-------- Records supplied
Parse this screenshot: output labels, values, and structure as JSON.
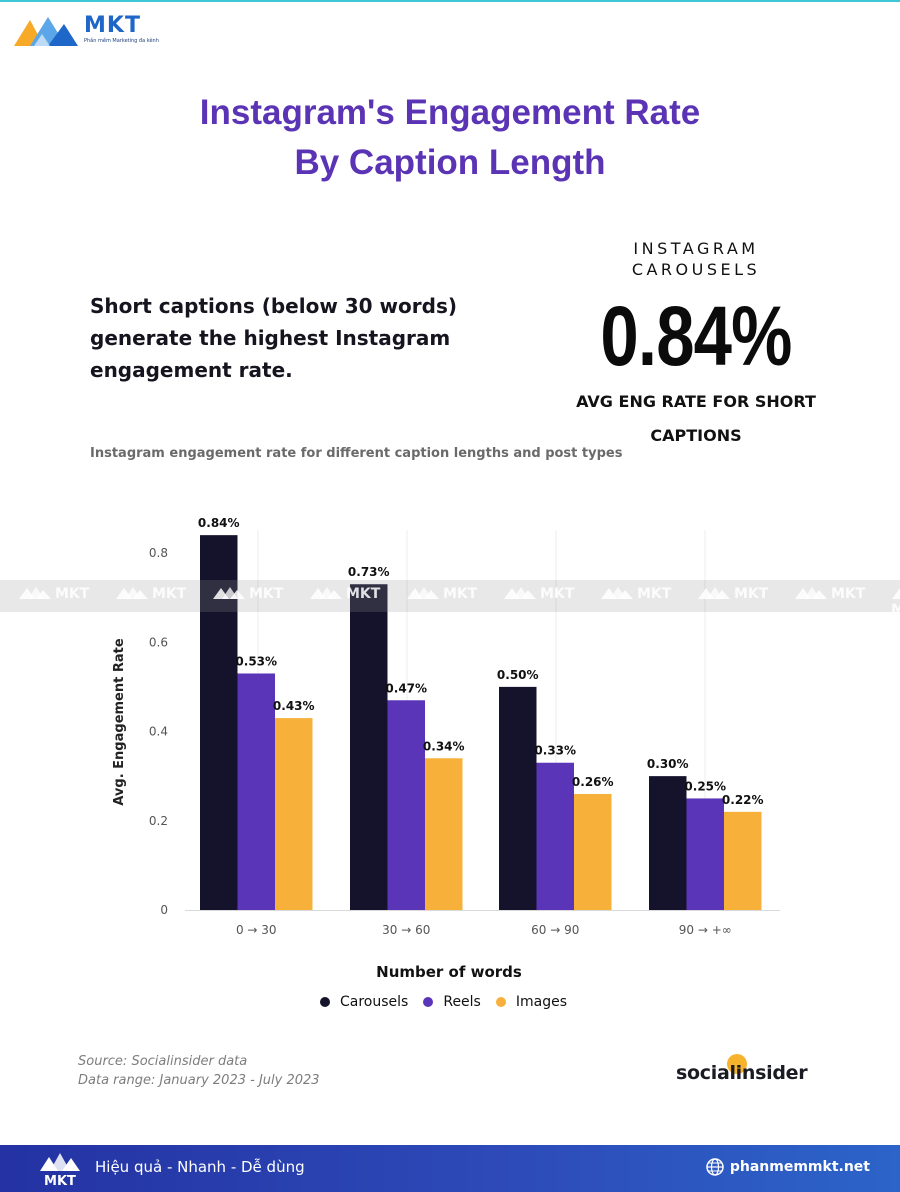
{
  "brand_logo": {
    "name": "MKT",
    "tagline": "Phần mềm Marketing đa kênh"
  },
  "title_lines": [
    "Instagram's Engagement Rate",
    "By Caption Length"
  ],
  "lead_text": "Short captions (below 30 words) generate the highest Instagram engagement rate.",
  "highlight": {
    "kicker_lines": [
      "INSTAGRAM",
      "CAROUSELS"
    ],
    "value": "0.84%",
    "caption_lines": [
      "AVG ENG RATE FOR SHORT",
      "CAPTIONS"
    ]
  },
  "chart_subtitle": "Instagram engagement rate for different caption lengths and post types",
  "watermark_text": "MKT",
  "chart_data": {
    "type": "bar",
    "categories": [
      "0 → 30",
      "30 → 60",
      "60 → 90",
      "90 → +∞"
    ],
    "series": [
      {
        "name": "Carousels",
        "values": [
          0.84,
          0.73,
          0.5,
          0.3
        ],
        "labels": [
          "0.84%",
          "0.73%",
          "0.50%",
          "0.30%"
        ],
        "color": "#15132b"
      },
      {
        "name": "Reels",
        "values": [
          0.53,
          0.47,
          0.33,
          0.25
        ],
        "labels": [
          "0.53%",
          "0.47%",
          "0.33%",
          "0.25%"
        ],
        "color": "#5b35b8"
      },
      {
        "name": "Images",
        "values": [
          0.43,
          0.34,
          0.26,
          0.22
        ],
        "labels": [
          "0.43%",
          "0.34%",
          "0.26%",
          "0.22%"
        ],
        "color": "#f7b03a"
      }
    ],
    "xlabel": "Number of words",
    "ylabel": "Avg. Engagement Rate",
    "yticks": [
      0,
      0.2,
      0.4,
      0.6,
      0.8
    ],
    "ytick_labels": [
      "0",
      "0.2",
      "0.4",
      "0.6",
      "0.8"
    ],
    "ylim": [
      0,
      0.85
    ],
    "grid": "vertical",
    "legend_position": "bottom"
  },
  "source_lines": [
    "Source: Socialinsider data",
    "Data range: January 2023 - July 2023"
  ],
  "source_brand": "socialinsider",
  "footer": {
    "slogan": "Hiệu quả - Nhanh - Dễ dùng",
    "website": "phanmemmkt.net"
  },
  "colors": {
    "title": "#5b34b6",
    "footer": "#2a3fb0",
    "accent": "#f7b32b"
  }
}
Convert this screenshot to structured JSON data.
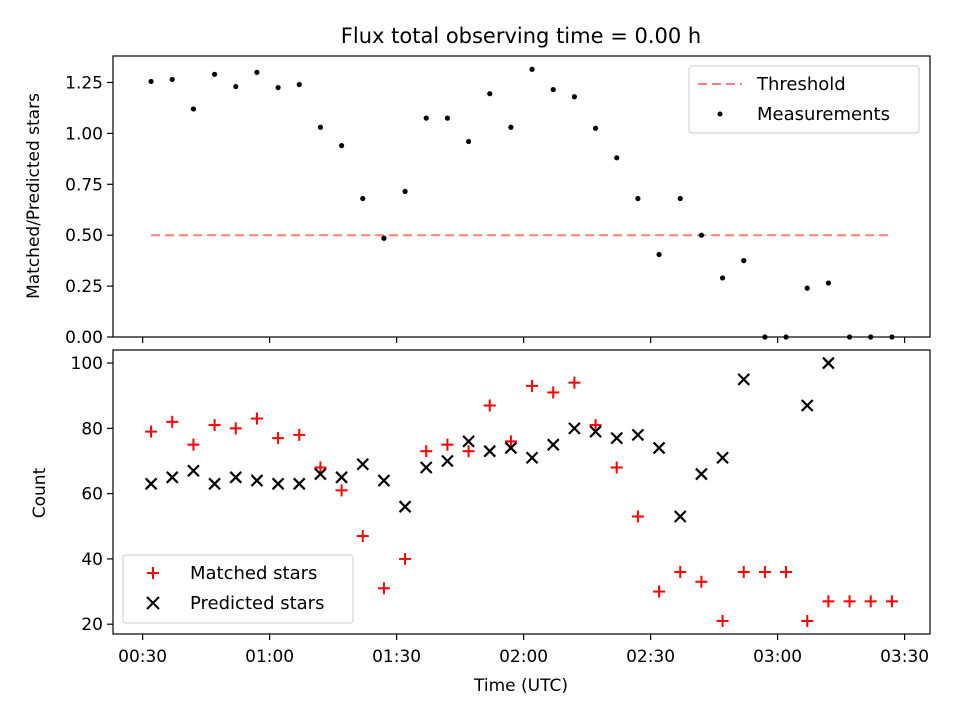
{
  "title": "Flux total observing time = 0.00 h",
  "chart_data": [
    {
      "type": "scatter",
      "ylabel": "Matched/Predicted stars",
      "xlabel": "",
      "ylim": [
        0,
        1.38
      ],
      "yticks": [
        "0.00",
        "0.25",
        "0.50",
        "0.75",
        "1.00",
        "1.25"
      ],
      "ytick_values": [
        0,
        0.25,
        0.5,
        0.75,
        1.0,
        1.25
      ],
      "legend_position": "upper right",
      "legend": [
        "Threshold",
        "Measurements"
      ],
      "threshold": {
        "name": "Threshold",
        "value": 0.5,
        "x_start": "00:32",
        "x_end": "03:27",
        "color": "#ff7f7f"
      },
      "series": [
        {
          "name": "Measurements",
          "marker": "dot",
          "color": "#000000",
          "x": [
            "00:32",
            "00:37",
            "00:42",
            "00:47",
            "00:52",
            "00:57",
            "01:02",
            "01:07",
            "01:12",
            "01:17",
            "01:22",
            "01:27",
            "01:32",
            "01:37",
            "01:42",
            "01:47",
            "01:52",
            "01:57",
            "02:02",
            "02:07",
            "02:12",
            "02:17",
            "02:22",
            "02:27",
            "02:32",
            "02:37",
            "02:42",
            "02:47",
            "02:52",
            "02:57",
            "03:02",
            "03:07",
            "03:12",
            "03:17",
            "03:22",
            "03:27"
          ],
          "y": [
            1.255,
            1.265,
            1.12,
            1.29,
            1.23,
            1.3,
            1.225,
            1.24,
            1.03,
            0.94,
            0.68,
            0.485,
            0.715,
            1.075,
            1.075,
            0.96,
            1.195,
            1.03,
            1.315,
            1.215,
            1.18,
            1.025,
            0.88,
            0.68,
            0.405,
            0.68,
            0.5,
            0.29,
            0.375,
            0.0,
            0.0,
            0.24,
            0.265,
            0.0,
            0.0,
            0.0
          ]
        }
      ]
    },
    {
      "type": "scatter",
      "ylabel": "Count",
      "xlabel": "Time (UTC)",
      "ylim": [
        17,
        104
      ],
      "yticks": [
        "20",
        "40",
        "60",
        "80",
        "100"
      ],
      "ytick_values": [
        20,
        40,
        60,
        80,
        100
      ],
      "xlim": [
        "00:23",
        "03:36"
      ],
      "xticks": [
        "00:30",
        "01:00",
        "01:30",
        "02:00",
        "02:30",
        "03:00",
        "03:30"
      ],
      "legend_position": "lower left",
      "series": [
        {
          "name": "Matched stars",
          "marker": "plus",
          "color": "#ff0000",
          "x": [
            "00:32",
            "00:37",
            "00:42",
            "00:47",
            "00:52",
            "00:57",
            "01:02",
            "01:07",
            "01:12",
            "01:17",
            "01:22",
            "01:27",
            "01:32",
            "01:37",
            "01:42",
            "01:47",
            "01:52",
            "01:57",
            "02:02",
            "02:07",
            "02:12",
            "02:17",
            "02:22",
            "02:27",
            "02:32",
            "02:37",
            "02:42",
            "02:47",
            "02:52",
            "02:57",
            "03:02",
            "03:07",
            "03:12",
            "03:17",
            "03:22",
            "03:27"
          ],
          "y": [
            79,
            82,
            75,
            81,
            80,
            83,
            77,
            78,
            68,
            61,
            47,
            31,
            40,
            73,
            75,
            73,
            87,
            76,
            93,
            91,
            94,
            81,
            68,
            53,
            30,
            36,
            33,
            21,
            36,
            36,
            36,
            21,
            27,
            27,
            27,
            27
          ]
        },
        {
          "name": "Predicted stars",
          "marker": "x",
          "color": "#000000",
          "x": [
            "00:32",
            "00:37",
            "00:42",
            "00:47",
            "00:52",
            "00:57",
            "01:02",
            "01:07",
            "01:12",
            "01:17",
            "01:22",
            "01:27",
            "01:32",
            "01:37",
            "01:42",
            "01:47",
            "01:52",
            "01:57",
            "02:02",
            "02:07",
            "02:12",
            "02:17",
            "02:22",
            "02:27",
            "02:32",
            "02:37",
            "02:42",
            "02:47",
            "02:52",
            "03:07",
            "03:12"
          ],
          "y": [
            63,
            65,
            67,
            63,
            65,
            64,
            63,
            63,
            66,
            65,
            69,
            64,
            56,
            68,
            70,
            76,
            73,
            74,
            71,
            75,
            80,
            79,
            77,
            78,
            74,
            53,
            66,
            71,
            95,
            87,
            100
          ]
        }
      ]
    }
  ]
}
----------------
▸ **Given problem**
Strip the images and reproduce the remaining records precisely.

▸ **Completed exercise**
Parse this screenshot: output labels, values, and structure as JSON.
{
  "brand_logo": {
    "name": "MKT",
    "tagline": "Phần mềm Marketing đa kênh"
  },
  "title_lines": [
    "Instagram's Engagement Rate",
    "By Caption Length"
  ],
  "lead_text": "Short captions (below 30 words) generate the highest Instagram engagement rate.",
  "highlight": {
    "kicker_lines": [
      "INSTAGRAM",
      "CAROUSELS"
    ],
    "value": "0.84%",
    "caption_lines": [
      "AVG ENG RATE FOR SHORT",
      "CAPTIONS"
    ]
  },
  "chart_subtitle": "Instagram engagement rate for different caption lengths and post types",
  "watermark_text": "MKT",
  "chart_data": {
    "type": "bar",
    "categories": [
      "0 → 30",
      "30 → 60",
      "60 → 90",
      "90 → +∞"
    ],
    "series": [
      {
        "name": "Carousels",
        "values": [
          0.84,
          0.73,
          0.5,
          0.3
        ],
        "labels": [
          "0.84%",
          "0.73%",
          "0.50%",
          "0.30%"
        ],
        "color": "#15132b"
      },
      {
        "name": "Reels",
        "values": [
          0.53,
          0.47,
          0.33,
          0.25
        ],
        "labels": [
          "0.53%",
          "0.47%",
          "0.33%",
          "0.25%"
        ],
        "color": "#5b35b8"
      },
      {
        "name": "Images",
        "values": [
          0.43,
          0.34,
          0.26,
          0.22
        ],
        "labels": [
          "0.43%",
          "0.34%",
          "0.26%",
          "0.22%"
        ],
        "color": "#f7b03a"
      }
    ],
    "xlabel": "Number of words",
    "ylabel": "Avg. Engagement Rate",
    "yticks": [
      0,
      0.2,
      0.4,
      0.6,
      0.8
    ],
    "ytick_labels": [
      "0",
      "0.2",
      "0.4",
      "0.6",
      "0.8"
    ],
    "ylim": [
      0,
      0.85
    ],
    "grid": "vertical",
    "legend_position": "bottom"
  },
  "source_lines": [
    "Source: Socialinsider data",
    "Data range: January 2023 - July 2023"
  ],
  "source_brand": "socialinsider",
  "footer": {
    "slogan": "Hiệu quả - Nhanh - Dễ dùng",
    "website": "phanmemmkt.net"
  },
  "colors": {
    "title": "#5b34b6",
    "footer": "#2a3fb0",
    "accent": "#f7b32b"
  }
}
Convert this screenshot to structured JSON data.
{
  "title": "Flux total observing time = 0.00 h",
  "chart_data": [
    {
      "type": "scatter",
      "ylabel": "Matched/Predicted stars",
      "xlabel": "",
      "ylim": [
        0,
        1.38
      ],
      "yticks": [
        "0.00",
        "0.25",
        "0.50",
        "0.75",
        "1.00",
        "1.25"
      ],
      "ytick_values": [
        0,
        0.25,
        0.5,
        0.75,
        1.0,
        1.25
      ],
      "legend_position": "upper right",
      "legend": [
        "Threshold",
        "Measurements"
      ],
      "threshold": {
        "name": "Threshold",
        "value": 0.5,
        "x_start": "00:32",
        "x_end": "03:27",
        "color": "#ff7f7f"
      },
      "series": [
        {
          "name": "Measurements",
          "marker": "dot",
          "color": "#000000",
          "x": [
            "00:32",
            "00:37",
            "00:42",
            "00:47",
            "00:52",
            "00:57",
            "01:02",
            "01:07",
            "01:12",
            "01:17",
            "01:22",
            "01:27",
            "01:32",
            "01:37",
            "01:42",
            "01:47",
            "01:52",
            "01:57",
            "02:02",
            "02:07",
            "02:12",
            "02:17",
            "02:22",
            "02:27",
            "02:32",
            "02:37",
            "02:42",
            "02:47",
            "02:52",
            "02:57",
            "03:02",
            "03:07",
            "03:12",
            "03:17",
            "03:22",
            "03:27"
          ],
          "y": [
            1.255,
            1.265,
            1.12,
            1.29,
            1.23,
            1.3,
            1.225,
            1.24,
            1.03,
            0.94,
            0.68,
            0.485,
            0.715,
            1.075,
            1.075,
            0.96,
            1.195,
            1.03,
            1.315,
            1.215,
            1.18,
            1.025,
            0.88,
            0.68,
            0.405,
            0.68,
            0.5,
            0.29,
            0.375,
            0.0,
            0.0,
            0.24,
            0.265,
            0.0,
            0.0,
            0.0
          ]
        }
      ]
    },
    {
      "type": "scatter",
      "ylabel": "Count",
      "xlabel": "Time (UTC)",
      "ylim": [
        17,
        104
      ],
      "yticks": [
        "20",
        "40",
        "60",
        "80",
        "100"
      ],
      "ytick_values": [
        20,
        40,
        60,
        80,
        100
      ],
      "xlim": [
        "00:23",
        "03:36"
      ],
      "xticks": [
        "00:30",
        "01:00",
        "01:30",
        "02:00",
        "02:30",
        "03:00",
        "03:30"
      ],
      "legend_position": "lower left",
      "series": [
        {
          "name": "Matched stars",
          "marker": "plus",
          "color": "#ff0000",
          "x": [
            "00:32",
            "00:37",
            "00:42",
            "00:47",
            "00:52",
            "00:57",
            "01:02",
            "01:07",
            "01:12",
            "01:17",
            "01:22",
            "01:27",
            "01:32",
            "01:37",
            "01:42",
            "01:47",
            "01:52",
            "01:57",
            "02:02",
            "02:07",
            "02:12",
            "02:17",
            "02:22",
            "02:27",
            "02:32",
            "02:37",
            "02:42",
            "02:47",
            "02:52",
            "02:57",
            "03:02",
            "03:07",
            "03:12",
            "03:17",
            "03:22",
            "03:27"
          ],
          "y": [
            79,
            82,
            75,
            81,
            80,
            83,
            77,
            78,
            68,
            61,
            47,
            31,
            40,
            73,
            75,
            73,
            87,
            76,
            93,
            91,
            94,
            81,
            68,
            53,
            30,
            36,
            33,
            21,
            36,
            36,
            36,
            21,
            27,
            27,
            27,
            27
          ]
        },
        {
          "name": "Predicted stars",
          "marker": "x",
          "color": "#000000",
          "x": [
            "00:32",
            "00:37",
            "00:42",
            "00:47",
            "00:52",
            "00:57",
            "01:02",
            "01:07",
            "01:12",
            "01:17",
            "01:22",
            "01:27",
            "01:32",
            "01:37",
            "01:42",
            "01:47",
            "01:52",
            "01:57",
            "02:02",
            "02:07",
            "02:12",
            "02:17",
            "02:22",
            "02:27",
            "02:32",
            "02:37",
            "02:42",
            "02:47",
            "02:52",
            "03:07",
            "03:12"
          ],
          "y": [
            63,
            65,
            67,
            63,
            65,
            64,
            63,
            63,
            66,
            65,
            69,
            64,
            56,
            68,
            70,
            76,
            73,
            74,
            71,
            75,
            80,
            79,
            77,
            78,
            74,
            53,
            66,
            71,
            95,
            87,
            100
          ]
        }
      ]
    }
  ]
}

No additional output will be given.